Stated exercise: Write out the records below word for word, please.

Given records:
********************

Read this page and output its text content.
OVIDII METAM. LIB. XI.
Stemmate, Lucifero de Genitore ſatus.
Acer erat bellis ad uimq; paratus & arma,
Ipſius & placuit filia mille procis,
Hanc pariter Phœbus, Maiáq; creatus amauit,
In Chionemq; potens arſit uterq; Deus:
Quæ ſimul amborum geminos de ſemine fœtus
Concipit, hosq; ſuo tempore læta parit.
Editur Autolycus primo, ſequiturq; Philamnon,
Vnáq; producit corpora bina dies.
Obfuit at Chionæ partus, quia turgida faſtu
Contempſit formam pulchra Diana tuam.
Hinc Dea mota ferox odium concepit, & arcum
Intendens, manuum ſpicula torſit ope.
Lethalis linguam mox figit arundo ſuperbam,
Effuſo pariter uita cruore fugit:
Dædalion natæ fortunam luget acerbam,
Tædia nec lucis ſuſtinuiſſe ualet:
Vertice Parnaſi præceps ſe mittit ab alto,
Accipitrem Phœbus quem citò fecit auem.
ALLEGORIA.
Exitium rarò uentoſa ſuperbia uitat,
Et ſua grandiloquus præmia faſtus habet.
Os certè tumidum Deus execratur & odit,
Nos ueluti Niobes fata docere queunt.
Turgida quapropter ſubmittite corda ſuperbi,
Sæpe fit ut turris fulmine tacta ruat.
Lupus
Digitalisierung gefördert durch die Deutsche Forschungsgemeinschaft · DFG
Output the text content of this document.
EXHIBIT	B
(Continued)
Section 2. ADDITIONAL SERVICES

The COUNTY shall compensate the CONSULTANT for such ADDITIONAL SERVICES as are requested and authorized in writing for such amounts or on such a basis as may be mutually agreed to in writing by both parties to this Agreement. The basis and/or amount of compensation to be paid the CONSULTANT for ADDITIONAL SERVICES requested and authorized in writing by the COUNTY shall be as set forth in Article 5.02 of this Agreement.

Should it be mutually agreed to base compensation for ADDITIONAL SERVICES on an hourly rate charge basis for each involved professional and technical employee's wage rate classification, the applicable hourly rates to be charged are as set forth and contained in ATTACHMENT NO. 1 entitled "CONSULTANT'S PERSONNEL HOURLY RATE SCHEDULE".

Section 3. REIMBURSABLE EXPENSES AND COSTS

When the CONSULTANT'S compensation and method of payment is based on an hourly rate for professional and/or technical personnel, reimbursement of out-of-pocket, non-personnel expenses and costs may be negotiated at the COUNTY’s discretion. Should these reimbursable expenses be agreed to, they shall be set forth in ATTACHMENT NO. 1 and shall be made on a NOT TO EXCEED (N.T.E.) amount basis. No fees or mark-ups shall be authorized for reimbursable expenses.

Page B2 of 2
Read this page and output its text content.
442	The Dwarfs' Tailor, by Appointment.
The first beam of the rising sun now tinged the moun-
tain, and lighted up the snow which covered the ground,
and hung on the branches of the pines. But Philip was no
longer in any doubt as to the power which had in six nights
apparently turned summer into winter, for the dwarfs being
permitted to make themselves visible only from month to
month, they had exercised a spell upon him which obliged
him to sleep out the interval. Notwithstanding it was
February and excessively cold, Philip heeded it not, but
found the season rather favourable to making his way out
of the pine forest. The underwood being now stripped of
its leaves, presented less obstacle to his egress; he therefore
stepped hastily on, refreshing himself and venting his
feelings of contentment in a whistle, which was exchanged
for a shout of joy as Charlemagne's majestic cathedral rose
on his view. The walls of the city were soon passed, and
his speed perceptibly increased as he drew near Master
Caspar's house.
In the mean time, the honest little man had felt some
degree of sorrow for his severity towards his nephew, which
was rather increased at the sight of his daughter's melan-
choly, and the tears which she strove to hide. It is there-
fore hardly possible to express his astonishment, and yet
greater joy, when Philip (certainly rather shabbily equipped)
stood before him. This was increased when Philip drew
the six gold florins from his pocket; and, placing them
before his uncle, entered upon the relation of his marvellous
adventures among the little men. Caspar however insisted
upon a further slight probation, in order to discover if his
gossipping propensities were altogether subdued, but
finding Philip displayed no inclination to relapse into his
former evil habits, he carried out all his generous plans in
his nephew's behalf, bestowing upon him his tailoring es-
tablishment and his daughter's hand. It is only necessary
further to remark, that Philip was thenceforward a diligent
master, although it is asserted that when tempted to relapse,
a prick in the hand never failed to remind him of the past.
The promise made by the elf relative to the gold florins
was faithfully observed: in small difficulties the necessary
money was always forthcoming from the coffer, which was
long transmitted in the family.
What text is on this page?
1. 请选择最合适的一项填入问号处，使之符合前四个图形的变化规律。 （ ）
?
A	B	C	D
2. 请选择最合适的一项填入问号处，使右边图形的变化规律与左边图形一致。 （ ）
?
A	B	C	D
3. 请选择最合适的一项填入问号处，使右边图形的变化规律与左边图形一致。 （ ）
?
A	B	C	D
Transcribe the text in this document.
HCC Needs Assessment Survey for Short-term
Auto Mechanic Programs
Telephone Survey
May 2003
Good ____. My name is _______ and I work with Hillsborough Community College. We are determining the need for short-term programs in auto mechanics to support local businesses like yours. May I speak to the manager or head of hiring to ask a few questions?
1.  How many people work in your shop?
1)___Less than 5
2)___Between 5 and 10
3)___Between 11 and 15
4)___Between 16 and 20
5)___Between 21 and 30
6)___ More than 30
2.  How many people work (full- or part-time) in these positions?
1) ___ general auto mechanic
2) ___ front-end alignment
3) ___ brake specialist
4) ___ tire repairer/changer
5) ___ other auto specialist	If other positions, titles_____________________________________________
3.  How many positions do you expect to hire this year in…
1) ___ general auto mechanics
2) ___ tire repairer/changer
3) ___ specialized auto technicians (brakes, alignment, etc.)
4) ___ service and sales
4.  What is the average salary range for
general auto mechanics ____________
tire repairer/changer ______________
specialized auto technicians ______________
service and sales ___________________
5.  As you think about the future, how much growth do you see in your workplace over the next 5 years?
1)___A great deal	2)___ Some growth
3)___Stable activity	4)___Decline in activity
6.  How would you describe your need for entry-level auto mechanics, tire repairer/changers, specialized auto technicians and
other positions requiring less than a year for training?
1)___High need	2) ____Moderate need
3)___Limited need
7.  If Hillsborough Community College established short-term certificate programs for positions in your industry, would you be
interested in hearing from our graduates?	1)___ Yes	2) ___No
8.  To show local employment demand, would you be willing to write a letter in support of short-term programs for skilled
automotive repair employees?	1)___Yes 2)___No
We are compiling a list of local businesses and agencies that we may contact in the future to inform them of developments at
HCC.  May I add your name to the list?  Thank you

********************

Right answer:
Read this page and output its text content.
OVIDII METAM. LIB. XI.
Stemmate, Lucifero de Genitore ſatus.
Acer erat bellis ad uimq; paratus & arma,
Ipſius & placuit filia mille procis,
Hanc pariter Phœbus, Maiáq; creatus amauit,
In Chionemq; potens arſit uterq; Deus:
Quæ ſimul amborum geminos de ſemine fœtus
Concipit, hosq; ſuo tempore læta parit.
Editur Autolycus primo, ſequiturq; Philamnon,
Vnáq; producit corpora bina dies.
Obfuit at Chionæ partus, quia turgida faſtu
Contempſit formam pulchra Diana tuam.
Hinc Dea mota ferox odium concepit, & arcum
Intendens, manuum ſpicula torſit ope.
Lethalis linguam mox figit arundo ſuperbam,
Effuſo pariter uita cruore fugit:
Dædalion natæ fortunam luget acerbam,
Tædia nec lucis ſuſtinuiſſe ualet:
Vertice Parnaſi præceps ſe mittit ab alto,
Accipitrem Phœbus quem citò fecit auem.
ALLEGORIA.
Exitium rarò uentoſa ſuperbia uitat,
Et ſua grandiloquus præmia faſtus habet.
Os certè tumidum Deus execratur & odit,
Nos ueluti Niobes fata docere queunt.
Turgida quapropter ſubmittite corda ſuperbi,
Sæpe fit ut turris fulmine tacta ruat.
Lupus
Digitalisierung gefördert durch die Deutsche Forschungsgemeinschaft · DFG
Output the text content of this document.
EXHIBIT	B
(Continued)
Section 2. ADDITIONAL SERVICES

The COUNTY shall compensate the CONSULTANT for such ADDITIONAL SERVICES as are requested and authorized in writing for such amounts or on such a basis as may be mutually agreed to in writing by both parties to this Agreement. The basis and/or amount of compensation to be paid the CONSULTANT for ADDITIONAL SERVICES requested and authorized in writing by the COUNTY shall be as set forth in Article 5.02 of this Agreement.

Should it be mutually agreed to base compensation for ADDITIONAL SERVICES on an hourly rate charge basis for each involved professional and technical employee's wage rate classification, the applicable hourly rates to be charged are as set forth and contained in ATTACHMENT NO. 1 entitled "CONSULTANT'S PERSONNEL HOURLY RATE SCHEDULE".

Section 3. REIMBURSABLE EXPENSES AND COSTS

When the CONSULTANT'S compensation and method of payment is based on an hourly rate for professional and/or technical personnel, reimbursement of out-of-pocket, non-personnel expenses and costs may be negotiated at the COUNTY’s discretion. Should these reimbursable expenses be agreed to, they shall be set forth in ATTACHMENT NO. 1 and shall be made on a NOT TO EXCEED (N.T.E.) amount basis. No fees or mark-ups shall be authorized for reimbursable expenses.

Page B2 of 2
Read this page and output its text content.
442	The Dwarfs' Tailor, by Appointment.
The first beam of the rising sun now tinged the moun-
tain, and lighted up the snow which covered the ground,
and hung on the branches of the pines. But Philip was no
longer in any doubt as to the power which had in six nights
apparently turned summer into winter, for the dwarfs being
permitted to make themselves visible only from month to
month, they had exercised a spell upon him which obliged
him to sleep out the interval. Notwithstanding it was
February and excessively cold, Philip heeded it not, but
found the season rather favourable to making his way out
of the pine forest. The underwood being now stripped of
its leaves, presented less obstacle to his egress; he therefore
stepped hastily on, refreshing himself and venting his
feelings of contentment in a whistle, which was exchanged
for a shout of joy as Charlemagne's majestic cathedral rose
on his view. The walls of the city were soon passed, and
his speed perceptibly increased as he drew near Master
Caspar's house.
In the mean time, the honest little man had felt some
degree of sorrow for his severity towards his nephew, which
was rather increased at the sight of his daughter's melan-
choly, and the tears which she strove to hide. It is there-
fore hardly possible to express his astonishment, and yet
greater joy, when Philip (certainly rather shabbily equipped)
stood before him. This was increased when Philip drew
the six gold florins from his pocket; and, placing them
before his uncle, entered upon the relation of his marvellous
adventures among the little men. Caspar however insisted
upon a further slight probation, in order to discover if his
gossipping propensities were altogether subdued, but
finding Philip displayed no inclination to relapse into his
former evil habits, he carried out all his generous plans in
his nephew's behalf, bestowing upon him his tailoring es-
tablishment and his daughter's hand. It is only necessary
further to remark, that Philip was thenceforward a diligent
master, although it is asserted that when tempted to relapse,
a prick in the hand never failed to remind him of the past.
The promise made by the elf relative to the gold florins
was faithfully observed: in small difficulties the necessary
money was always forthcoming from the coffer, which was
long transmitted in the family.
What text is on this page?
1. 请选择最合适的一项填入问号处，使之符合前四个图形的变化规律。 （ ）
?
A	B	C	D
2. 请选择最合适的一项填入问号处，使右边图形的变化规律与左边图形一致。 （ ）
?
A	B	C	D
3. 请选择最合适的一项填入问号处，使右边图形的变化规律与左边图形一致。 （ ）
?
A	B	C	D
Transcribe the text in this document.
HCC Needs Assessment Survey for Short-term
Auto Mechanic Programs
Telephone Survey
May 2003
Good ____. My name is _______ and I work with Hillsborough Community College. We are determining the need for short-term programs in auto mechanics to support local businesses like yours. May I speak to the manager or head of hiring to ask a few questions?
1.  How many people work in your shop?
1)___Less than 5
2)___Between 5 and 10
3)___Between 11 and 15
4)___Between 16 and 20
5)___Between 21 and 30
6)___ More than 30
2.  How many people work (full- or part-time) in these positions?
1) ___ general auto mechanic
2) ___ front-end alignment
3) ___ brake specialist
4) ___ tire repairer/changer
5) ___ other auto specialist	If other positions, titles_____________________________________________
3.  How many positions do you expect to hire this year in…
1) ___ general auto mechanics
2) ___ tire repairer/changer
3) ___ specialized auto technicians (brakes, alignment, etc.)
4) ___ service and sales
4.  What is the average salary range for
general auto mechanics ____________
tire repairer/changer ______________
specialized auto technicians ______________
service and sales ___________________
5.  As you think about the future, how much growth do you see in your workplace over the next 5 years?
1)___A great deal	2)___ Some growth
3)___Stable activity	4)___Decline in activity
6.  How would you describe your need for entry-level auto mechanics, tire repairer/changers, specialized auto technicians and
other positions requiring less than a year for training?
1)___High need	2) ____Moderate need
3)___Limited need
7.  If Hillsborough Community College established short-term certificate programs for positions in your industry, would you be
interested in hearing from our graduates?	1)___ Yes	2) ___No
8.  To show local employment demand, would you be willing to write a letter in support of short-term programs for skilled
automotive repair employees?	1)___Yes 2)___No
We are compiling a list of local businesses and agencies that we may contact in the future to inform them of developments at
HCC.  May I add your name to the list?  Thank you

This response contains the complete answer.